(Task details): Retype all of the listing exactly, passing over any picture you find.

(Data for processing):

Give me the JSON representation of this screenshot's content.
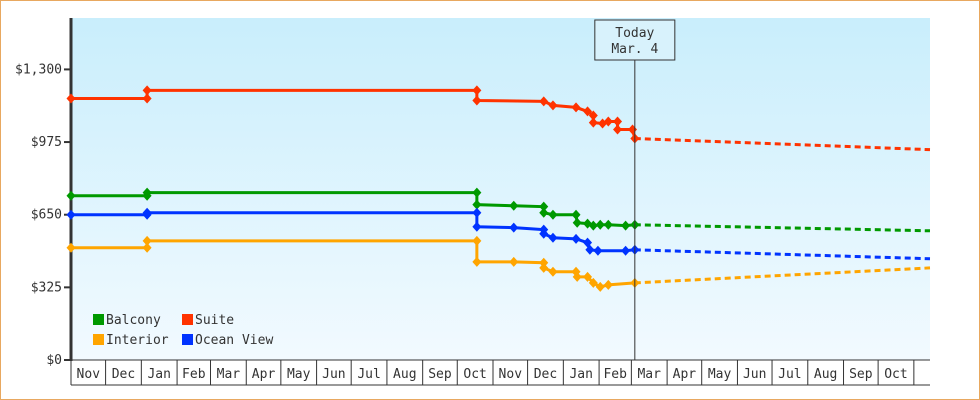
{
  "chart_data": {
    "type": "line",
    "title": "",
    "xlabel": "",
    "ylabel": "",
    "ylim": [
      0,
      1530
    ],
    "xlim": [
      "2023-11-01",
      "2025-11-15"
    ],
    "grid": false,
    "legend_placement": "bottom-left",
    "y_ticks": [
      "$0",
      "$325",
      "$650",
      "$975",
      "$1,300"
    ],
    "y_tick_values": [
      0,
      325,
      650,
      975,
      1300
    ],
    "x_ticks": [
      {
        "label": "Nov",
        "start": "2023-11-01"
      },
      {
        "label": "Dec",
        "start": "2023-12-01"
      },
      {
        "label": "Jan",
        "start": "2024-01-01"
      },
      {
        "label": "Feb",
        "start": "2024-02-01"
      },
      {
        "label": "Mar",
        "start": "2024-03-01"
      },
      {
        "label": "Apr",
        "start": "2024-04-01"
      },
      {
        "label": "May",
        "start": "2024-05-01"
      },
      {
        "label": "Jun",
        "start": "2024-06-01"
      },
      {
        "label": "Jul",
        "start": "2024-07-01"
      },
      {
        "label": "Aug",
        "start": "2024-08-01"
      },
      {
        "label": "Sep",
        "start": "2024-09-01"
      },
      {
        "label": "Oct",
        "start": "2024-10-01"
      },
      {
        "label": "Nov",
        "start": "2024-11-01"
      },
      {
        "label": "Dec",
        "start": "2024-12-01"
      },
      {
        "label": "Jan",
        "start": "2025-01-01"
      },
      {
        "label": "Feb",
        "start": "2025-02-01"
      },
      {
        "label": "Mar",
        "start": "2025-03-01"
      },
      {
        "label": "Apr",
        "start": "2025-04-01"
      },
      {
        "label": "May",
        "start": "2025-05-01"
      },
      {
        "label": "Jun",
        "start": "2025-06-01"
      },
      {
        "label": "Jul",
        "start": "2025-07-01"
      },
      {
        "label": "Aug",
        "start": "2025-08-01"
      },
      {
        "label": "Sep",
        "start": "2025-09-01"
      },
      {
        "label": "Oct",
        "start": "2025-10-01"
      },
      {
        "label": "",
        "start": "2025-11-01"
      }
    ],
    "today": {
      "line1": "Today",
      "line2": "Mar. 4",
      "date": "2025-03-04"
    },
    "series": [
      {
        "name": "Suite",
        "color": "#ff3300",
        "points": [
          [
            "2023-11-01",
            1170
          ],
          [
            "2024-01-06",
            1170
          ],
          [
            "2024-01-06",
            1206
          ],
          [
            "2024-10-18",
            1206
          ],
          [
            "2024-10-18",
            1161
          ],
          [
            "2024-12-15",
            1157
          ],
          [
            "2024-12-23",
            1139
          ],
          [
            "2025-01-12",
            1130
          ],
          [
            "2025-01-22",
            1112
          ],
          [
            "2025-01-27",
            1094
          ],
          [
            "2025-01-27",
            1062
          ],
          [
            "2025-02-04",
            1058
          ],
          [
            "2025-02-09",
            1067
          ],
          [
            "2025-02-17",
            1067
          ],
          [
            "2025-02-17",
            1031
          ],
          [
            "2025-03-02",
            1031
          ],
          [
            "2025-03-04",
            991
          ]
        ],
        "forecast": [
          [
            "2025-03-04",
            991
          ],
          [
            "2025-11-15",
            941
          ]
        ]
      },
      {
        "name": "Balcony",
        "color": "#009900",
        "points": [
          [
            "2023-11-01",
            735
          ],
          [
            "2024-01-06",
            735
          ],
          [
            "2024-01-06",
            749
          ],
          [
            "2024-10-18",
            749
          ],
          [
            "2024-10-18",
            695
          ],
          [
            "2024-11-19",
            690
          ],
          [
            "2024-12-15",
            686
          ],
          [
            "2024-12-15",
            659
          ],
          [
            "2024-12-23",
            650
          ],
          [
            "2025-01-12",
            650
          ],
          [
            "2025-01-13",
            614
          ],
          [
            "2025-01-22",
            610
          ],
          [
            "2025-01-27",
            601
          ],
          [
            "2025-02-02",
            605
          ],
          [
            "2025-02-09",
            605
          ],
          [
            "2025-02-24",
            601
          ],
          [
            "2025-03-04",
            605
          ]
        ],
        "forecast": [
          [
            "2025-03-04",
            605
          ],
          [
            "2025-11-15",
            578
          ]
        ]
      },
      {
        "name": "Ocean View",
        "color": "#0033ff",
        "points": [
          [
            "2023-11-01",
            650
          ],
          [
            "2024-01-06",
            650
          ],
          [
            "2024-01-06",
            659
          ],
          [
            "2024-10-18",
            659
          ],
          [
            "2024-10-18",
            596
          ],
          [
            "2024-11-19",
            592
          ],
          [
            "2024-12-15",
            583
          ],
          [
            "2024-12-15",
            565
          ],
          [
            "2024-12-23",
            547
          ],
          [
            "2025-01-12",
            542
          ],
          [
            "2025-01-22",
            525
          ],
          [
            "2025-01-24",
            493
          ],
          [
            "2025-01-31",
            489
          ],
          [
            "2025-02-24",
            489
          ],
          [
            "2025-03-04",
            493
          ]
        ],
        "forecast": [
          [
            "2025-03-04",
            493
          ],
          [
            "2025-11-15",
            453
          ]
        ]
      },
      {
        "name": "Interior",
        "color": "#ffa500",
        "points": [
          [
            "2023-11-01",
            502
          ],
          [
            "2024-01-06",
            502
          ],
          [
            "2024-01-06",
            533
          ],
          [
            "2024-10-18",
            533
          ],
          [
            "2024-10-18",
            439
          ],
          [
            "2024-11-19",
            439
          ],
          [
            "2024-12-15",
            435
          ],
          [
            "2024-12-15",
            412
          ],
          [
            "2024-12-23",
            395
          ],
          [
            "2025-01-12",
            395
          ],
          [
            "2025-01-13",
            372
          ],
          [
            "2025-01-22",
            372
          ],
          [
            "2025-01-27",
            345
          ],
          [
            "2025-02-02",
            327
          ],
          [
            "2025-02-09",
            336
          ],
          [
            "2025-03-04",
            345
          ]
        ],
        "forecast": [
          [
            "2025-03-04",
            345
          ],
          [
            "2025-11-15",
            412
          ]
        ]
      }
    ],
    "legend": [
      {
        "name": "Balcony",
        "color": "#009900"
      },
      {
        "name": "Suite",
        "color": "#ff3300"
      },
      {
        "name": "Interior",
        "color": "#ffa500"
      },
      {
        "name": "Ocean View",
        "color": "#0033ff"
      }
    ]
  }
}
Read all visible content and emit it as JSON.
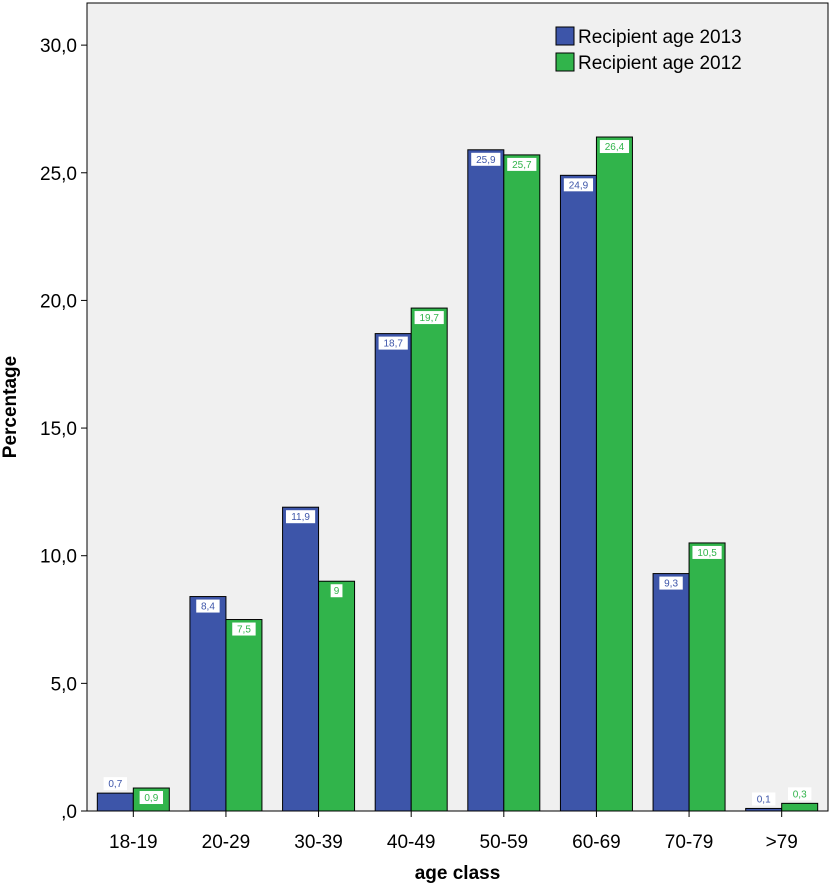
{
  "chart_data": {
    "type": "bar",
    "title": "",
    "xlabel": "age class",
    "ylabel": "Percentage",
    "categories": [
      "18-19",
      "20-29",
      "30-39",
      "40-49",
      "50-59",
      "60-69",
      "70-79",
      ">79"
    ],
    "series": [
      {
        "name": "Recipient age 2013",
        "color": "#3d55a9",
        "values": [
          0.7,
          8.4,
          11.9,
          18.7,
          25.9,
          24.9,
          9.3,
          0.1
        ],
        "value_labels": [
          "0,7",
          "8,4",
          "11,9",
          "18,7",
          "25,9",
          "24,9",
          "9,3",
          "0,1"
        ]
      },
      {
        "name": "Recipient age 2012",
        "color": "#31b44b",
        "values": [
          0.9,
          7.5,
          9.0,
          19.7,
          25.7,
          26.4,
          10.5,
          0.3
        ],
        "value_labels": [
          "0,9",
          "7,5",
          "9",
          "19,7",
          "25,7",
          "26,4",
          "10,5",
          "0,3"
        ]
      }
    ],
    "ylim": [
      0,
      30
    ],
    "yticks": [
      0,
      5,
      10,
      15,
      20,
      25,
      30
    ],
    "ytick_labels": [
      ",0",
      "5,0",
      "10,0",
      "15,0",
      "20,0",
      "25,0",
      "30,0"
    ],
    "grid": false,
    "legend_position": "top-right",
    "plot_background": "#f0f0f0"
  }
}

(The output):
Give me the JSON representation of this screenshot's content.
{
  "chart_data": {
    "type": "line",
    "title": "",
    "xlabel": "",
    "ylabel": "",
    "ylim": [
      0,
      1530
    ],
    "xlim": [
      "2023-11-01",
      "2025-11-15"
    ],
    "grid": false,
    "legend_placement": "bottom-left",
    "y_ticks": [
      "$0",
      "$325",
      "$650",
      "$975",
      "$1,300"
    ],
    "y_tick_values": [
      0,
      325,
      650,
      975,
      1300
    ],
    "x_ticks": [
      {
        "label": "Nov",
        "start": "2023-11-01"
      },
      {
        "label": "Dec",
        "start": "2023-12-01"
      },
      {
        "label": "Jan",
        "start": "2024-01-01"
      },
      {
        "label": "Feb",
        "start": "2024-02-01"
      },
      {
        "label": "Mar",
        "start": "2024-03-01"
      },
      {
        "label": "Apr",
        "start": "2024-04-01"
      },
      {
        "label": "May",
        "start": "2024-05-01"
      },
      {
        "label": "Jun",
        "start": "2024-06-01"
      },
      {
        "label": "Jul",
        "start": "2024-07-01"
      },
      {
        "label": "Aug",
        "start": "2024-08-01"
      },
      {
        "label": "Sep",
        "start": "2024-09-01"
      },
      {
        "label": "Oct",
        "start": "2024-10-01"
      },
      {
        "label": "Nov",
        "start": "2024-11-01"
      },
      {
        "label": "Dec",
        "start": "2024-12-01"
      },
      {
        "label": "Jan",
        "start": "2025-01-01"
      },
      {
        "label": "Feb",
        "start": "2025-02-01"
      },
      {
        "label": "Mar",
        "start": "2025-03-01"
      },
      {
        "label": "Apr",
        "start": "2025-04-01"
      },
      {
        "label": "May",
        "start": "2025-05-01"
      },
      {
        "label": "Jun",
        "start": "2025-06-01"
      },
      {
        "label": "Jul",
        "start": "2025-07-01"
      },
      {
        "label": "Aug",
        "start": "2025-08-01"
      },
      {
        "label": "Sep",
        "start": "2025-09-01"
      },
      {
        "label": "Oct",
        "start": "2025-10-01"
      },
      {
        "label": "",
        "start": "2025-11-01"
      }
    ],
    "today": {
      "line1": "Today",
      "line2": "Mar. 4",
      "date": "2025-03-04"
    },
    "series": [
      {
        "name": "Suite",
        "color": "#ff3300",
        "points": [
          [
            "2023-11-01",
            1170
          ],
          [
            "2024-01-06",
            1170
          ],
          [
            "2024-01-06",
            1206
          ],
          [
            "2024-10-18",
            1206
          ],
          [
            "2024-10-18",
            1161
          ],
          [
            "2024-12-15",
            1157
          ],
          [
            "2024-12-23",
            1139
          ],
          [
            "2025-01-12",
            1130
          ],
          [
            "2025-01-22",
            1112
          ],
          [
            "2025-01-27",
            1094
          ],
          [
            "2025-01-27",
            1062
          ],
          [
            "2025-02-04",
            1058
          ],
          [
            "2025-02-09",
            1067
          ],
          [
            "2025-02-17",
            1067
          ],
          [
            "2025-02-17",
            1031
          ],
          [
            "2025-03-02",
            1031
          ],
          [
            "2025-03-04",
            991
          ]
        ],
        "forecast": [
          [
            "2025-03-04",
            991
          ],
          [
            "2025-11-15",
            941
          ]
        ]
      },
      {
        "name": "Balcony",
        "color": "#009900",
        "points": [
          [
            "2023-11-01",
            735
          ],
          [
            "2024-01-06",
            735
          ],
          [
            "2024-01-06",
            749
          ],
          [
            "2024-10-18",
            749
          ],
          [
            "2024-10-18",
            695
          ],
          [
            "2024-11-19",
            690
          ],
          [
            "2024-12-15",
            686
          ],
          [
            "2024-12-15",
            659
          ],
          [
            "2024-12-23",
            650
          ],
          [
            "2025-01-12",
            650
          ],
          [
            "2025-01-13",
            614
          ],
          [
            "2025-01-22",
            610
          ],
          [
            "2025-01-27",
            601
          ],
          [
            "2025-02-02",
            605
          ],
          [
            "2025-02-09",
            605
          ],
          [
            "2025-02-24",
            601
          ],
          [
            "2025-03-04",
            605
          ]
        ],
        "forecast": [
          [
            "2025-03-04",
            605
          ],
          [
            "2025-11-15",
            578
          ]
        ]
      },
      {
        "name": "Ocean View",
        "color": "#0033ff",
        "points": [
          [
            "2023-11-01",
            650
          ],
          [
            "2024-01-06",
            650
          ],
          [
            "2024-01-06",
            659
          ],
          [
            "2024-10-18",
            659
          ],
          [
            "2024-10-18",
            596
          ],
          [
            "2024-11-19",
            592
          ],
          [
            "2024-12-15",
            583
          ],
          [
            "2024-12-15",
            565
          ],
          [
            "2024-12-23",
            547
          ],
          [
            "2025-01-12",
            542
          ],
          [
            "2025-01-22",
            525
          ],
          [
            "2025-01-24",
            493
          ],
          [
            "2025-01-31",
            489
          ],
          [
            "2025-02-24",
            489
          ],
          [
            "2025-03-04",
            493
          ]
        ],
        "forecast": [
          [
            "2025-03-04",
            493
          ],
          [
            "2025-11-15",
            453
          ]
        ]
      },
      {
        "name": "Interior",
        "color": "#ffa500",
        "points": [
          [
            "2023-11-01",
            502
          ],
          [
            "2024-01-06",
            502
          ],
          [
            "2024-01-06",
            533
          ],
          [
            "2024-10-18",
            533
          ],
          [
            "2024-10-18",
            439
          ],
          [
            "2024-11-19",
            439
          ],
          [
            "2024-12-15",
            435
          ],
          [
            "2024-12-15",
            412
          ],
          [
            "2024-12-23",
            395
          ],
          [
            "2025-01-12",
            395
          ],
          [
            "2025-01-13",
            372
          ],
          [
            "2025-01-22",
            372
          ],
          [
            "2025-01-27",
            345
          ],
          [
            "2025-02-02",
            327
          ],
          [
            "2025-02-09",
            336
          ],
          [
            "2025-03-04",
            345
          ]
        ],
        "forecast": [
          [
            "2025-03-04",
            345
          ],
          [
            "2025-11-15",
            412
          ]
        ]
      }
    ],
    "legend": [
      {
        "name": "Balcony",
        "color": "#009900"
      },
      {
        "name": "Suite",
        "color": "#ff3300"
      },
      {
        "name": "Interior",
        "color": "#ffa500"
      },
      {
        "name": "Ocean View",
        "color": "#0033ff"
      }
    ]
  }
}
Read all visible content and emit it as JSON.
{
  "chart_data": {
    "type": "bar",
    "title": "",
    "xlabel": "age class",
    "ylabel": "Percentage",
    "categories": [
      "18-19",
      "20-29",
      "30-39",
      "40-49",
      "50-59",
      "60-69",
      "70-79",
      ">79"
    ],
    "series": [
      {
        "name": "Recipient age 2013",
        "color": "#3d55a9",
        "values": [
          0.7,
          8.4,
          11.9,
          18.7,
          25.9,
          24.9,
          9.3,
          0.1
        ],
        "value_labels": [
          "0,7",
          "8,4",
          "11,9",
          "18,7",
          "25,9",
          "24,9",
          "9,3",
          "0,1"
        ]
      },
      {
        "name": "Recipient age 2012",
        "color": "#31b44b",
        "values": [
          0.9,
          7.5,
          9.0,
          19.7,
          25.7,
          26.4,
          10.5,
          0.3
        ],
        "value_labels": [
          "0,9",
          "7,5",
          "9",
          "19,7",
          "25,7",
          "26,4",
          "10,5",
          "0,3"
        ]
      }
    ],
    "ylim": [
      0,
      30
    ],
    "yticks": [
      0,
      5,
      10,
      15,
      20,
      25,
      30
    ],
    "ytick_labels": [
      ",0",
      "5,0",
      "10,0",
      "15,0",
      "20,0",
      "25,0",
      "30,0"
    ],
    "grid": false,
    "legend_position": "top-right",
    "plot_background": "#f0f0f0"
  }
}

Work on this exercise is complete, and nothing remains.